▶ AIM OF THE TASK
Beneath this sentence is a set of records; write each of them out exactly.

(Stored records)
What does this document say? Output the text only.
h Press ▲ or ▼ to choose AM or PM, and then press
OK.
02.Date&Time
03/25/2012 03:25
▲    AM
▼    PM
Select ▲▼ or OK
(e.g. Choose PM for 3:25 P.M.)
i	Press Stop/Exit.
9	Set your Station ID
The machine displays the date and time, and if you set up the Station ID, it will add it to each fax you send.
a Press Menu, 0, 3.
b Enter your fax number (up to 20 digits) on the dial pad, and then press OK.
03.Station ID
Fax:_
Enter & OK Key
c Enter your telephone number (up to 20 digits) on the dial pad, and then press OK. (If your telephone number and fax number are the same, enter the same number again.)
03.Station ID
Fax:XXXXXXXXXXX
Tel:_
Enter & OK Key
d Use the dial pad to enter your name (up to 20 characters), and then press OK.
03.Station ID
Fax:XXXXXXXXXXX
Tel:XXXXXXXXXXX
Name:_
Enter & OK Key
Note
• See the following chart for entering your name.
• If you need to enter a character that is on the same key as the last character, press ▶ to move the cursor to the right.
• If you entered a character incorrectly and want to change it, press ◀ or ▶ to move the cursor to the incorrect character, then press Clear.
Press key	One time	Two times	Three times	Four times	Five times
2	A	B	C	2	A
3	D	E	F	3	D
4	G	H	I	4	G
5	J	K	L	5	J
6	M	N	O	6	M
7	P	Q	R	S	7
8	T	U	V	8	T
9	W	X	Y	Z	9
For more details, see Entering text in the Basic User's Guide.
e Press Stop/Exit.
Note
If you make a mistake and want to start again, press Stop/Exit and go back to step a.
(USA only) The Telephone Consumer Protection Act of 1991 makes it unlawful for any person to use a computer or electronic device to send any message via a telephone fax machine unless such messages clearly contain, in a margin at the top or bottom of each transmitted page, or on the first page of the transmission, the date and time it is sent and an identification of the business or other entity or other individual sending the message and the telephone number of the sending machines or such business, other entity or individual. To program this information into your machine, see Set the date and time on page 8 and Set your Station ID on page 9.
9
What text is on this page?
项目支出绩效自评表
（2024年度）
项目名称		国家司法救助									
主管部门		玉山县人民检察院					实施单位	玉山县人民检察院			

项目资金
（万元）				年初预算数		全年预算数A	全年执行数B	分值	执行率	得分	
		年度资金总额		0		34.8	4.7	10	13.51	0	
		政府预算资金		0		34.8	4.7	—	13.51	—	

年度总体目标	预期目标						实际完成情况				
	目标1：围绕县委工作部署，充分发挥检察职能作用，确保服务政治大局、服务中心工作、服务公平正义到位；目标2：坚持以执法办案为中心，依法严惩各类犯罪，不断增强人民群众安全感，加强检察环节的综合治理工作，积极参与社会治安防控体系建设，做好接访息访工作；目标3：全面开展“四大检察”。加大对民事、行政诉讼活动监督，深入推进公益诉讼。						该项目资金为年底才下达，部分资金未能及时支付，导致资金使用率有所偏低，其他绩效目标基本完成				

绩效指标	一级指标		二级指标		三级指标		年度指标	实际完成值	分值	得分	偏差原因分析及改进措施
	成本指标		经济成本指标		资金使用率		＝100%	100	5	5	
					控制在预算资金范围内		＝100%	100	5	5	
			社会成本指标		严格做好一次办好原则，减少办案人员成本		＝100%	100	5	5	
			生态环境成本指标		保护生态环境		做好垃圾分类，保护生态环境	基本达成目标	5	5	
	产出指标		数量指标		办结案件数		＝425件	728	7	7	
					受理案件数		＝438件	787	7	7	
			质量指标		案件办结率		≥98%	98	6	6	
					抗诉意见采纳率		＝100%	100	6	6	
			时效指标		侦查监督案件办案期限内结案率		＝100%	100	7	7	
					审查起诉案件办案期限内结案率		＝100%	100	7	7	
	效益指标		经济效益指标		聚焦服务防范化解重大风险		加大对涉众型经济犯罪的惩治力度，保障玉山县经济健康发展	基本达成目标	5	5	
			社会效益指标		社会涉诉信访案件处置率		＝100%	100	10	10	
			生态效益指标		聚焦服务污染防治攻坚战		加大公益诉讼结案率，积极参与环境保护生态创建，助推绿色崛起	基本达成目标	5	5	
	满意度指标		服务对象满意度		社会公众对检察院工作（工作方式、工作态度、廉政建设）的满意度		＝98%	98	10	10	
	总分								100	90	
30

▶ RESULT FOR THIS TASK
What does this document say? Output the text only.
h Press ▲ or ▼ to choose AM or PM, and then press
OK.
02.Date&Time
03/25/2012 03:25
▲    AM
▼    PM
Select ▲▼ or OK
(e.g. Choose PM for 3:25 P.M.)
i	Press Stop/Exit.
9	Set your Station ID
The machine displays the date and time, and if you set up the Station ID, it will add it to each fax you send.
a Press Menu, 0, 3.
b Enter your fax number (up to 20 digits) on the dial pad, and then press OK.
03.Station ID
Fax:_
Enter & OK Key
c Enter your telephone number (up to 20 digits) on the dial pad, and then press OK. (If your telephone number and fax number are the same, enter the same number again.)
03.Station ID
Fax:XXXXXXXXXXX
Tel:_
Enter & OK Key
d Use the dial pad to enter your name (up to 20 characters), and then press OK.
03.Station ID
Fax:XXXXXXXXXXX
Tel:XXXXXXXXXXX
Name:_
Enter & OK Key
Note
• See the following chart for entering your name.
• If you need to enter a character that is on the same key as the last character, press ▶ to move the cursor to the right.
• If you entered a character incorrectly and want to change it, press ◀ or ▶ to move the cursor to the incorrect character, then press Clear.
Press key	One time	Two times	Three times	Four times	Five times
2	A	B	C	2	A
3	D	E	F	3	D
4	G	H	I	4	G
5	J	K	L	5	J
6	M	N	O	6	M
7	P	Q	R	S	7
8	T	U	V	8	T
9	W	X	Y	Z	9
For more details, see Entering text in the Basic User's Guide.
e Press Stop/Exit.
Note
If you make a mistake and want to start again, press Stop/Exit and go back to step a.
(USA only) The Telephone Consumer Protection Act of 1991 makes it unlawful for any person to use a computer or electronic device to send any message via a telephone fax machine unless such messages clearly contain, in a margin at the top or bottom of each transmitted page, or on the first page of the transmission, the date and time it is sent and an identification of the business or other entity or other individual sending the message and the telephone number of the sending machines or such business, other entity or individual. To program this information into your machine, see Set the date and time on page 8 and Set your Station ID on page 9.
9
What text is on this page?
项目支出绩效自评表
（2024年度）
项目名称		国家司法救助									
主管部门		玉山县人民检察院					实施单位	玉山县人民检察院			

项目资金
（万元）				年初预算数		全年预算数A	全年执行数B	分值	执行率	得分	
		年度资金总额		0		34.8	4.7	10	13.51	0	
		政府预算资金		0		34.8	4.7	—	13.51	—	

年度总体目标	预期目标						实际完成情况				
	目标1：围绕县委工作部署，充分发挥检察职能作用，确保服务政治大局、服务中心工作、服务公平正义到位；目标2：坚持以执法办案为中心，依法严惩各类犯罪，不断增强人民群众安全感，加强检察环节的综合治理工作，积极参与社会治安防控体系建设，做好接访息访工作；目标3：全面开展“四大检察”。加大对民事、行政诉讼活动监督，深入推进公益诉讼。						该项目资金为年底才下达，部分资金未能及时支付，导致资金使用率有所偏低，其他绩效目标基本完成				

绩效指标	一级指标		二级指标		三级指标		年度指标	实际完成值	分值	得分	偏差原因分析及改进措施
	成本指标		经济成本指标		资金使用率		＝100%	100	5	5	
					控制在预算资金范围内		＝100%	100	5	5	
			社会成本指标		严格做好一次办好原则，减少办案人员成本		＝100%	100	5	5	
			生态环境成本指标		保护生态环境		做好垃圾分类，保护生态环境	基本达成目标	5	5	
	产出指标		数量指标		办结案件数		＝425件	728	7	7	
					受理案件数		＝438件	787	7	7	
			质量指标		案件办结率		≥98%	98	6	6	
					抗诉意见采纳率		＝100%	100	6	6	
			时效指标		侦查监督案件办案期限内结案率		＝100%	100	7	7	
					审查起诉案件办案期限内结案率		＝100%	100	7	7	
	效益指标		经济效益指标		聚焦服务防范化解重大风险		加大对涉众型经济犯罪的惩治力度，保障玉山县经济健康发展	基本达成目标	5	5	
			社会效益指标		社会涉诉信访案件处置率		＝100%	100	10	10	
			生态效益指标		聚焦服务污染防治攻坚战		加大公益诉讼结案率，积极参与环境保护生态创建，助推绿色崛起	基本达成目标	5	5	
	满意度指标		服务对象满意度		社会公众对检察院工作（工作方式、工作态度、廉政建设）的满意度		＝98%	98	10	10	
	总分								100	90	
30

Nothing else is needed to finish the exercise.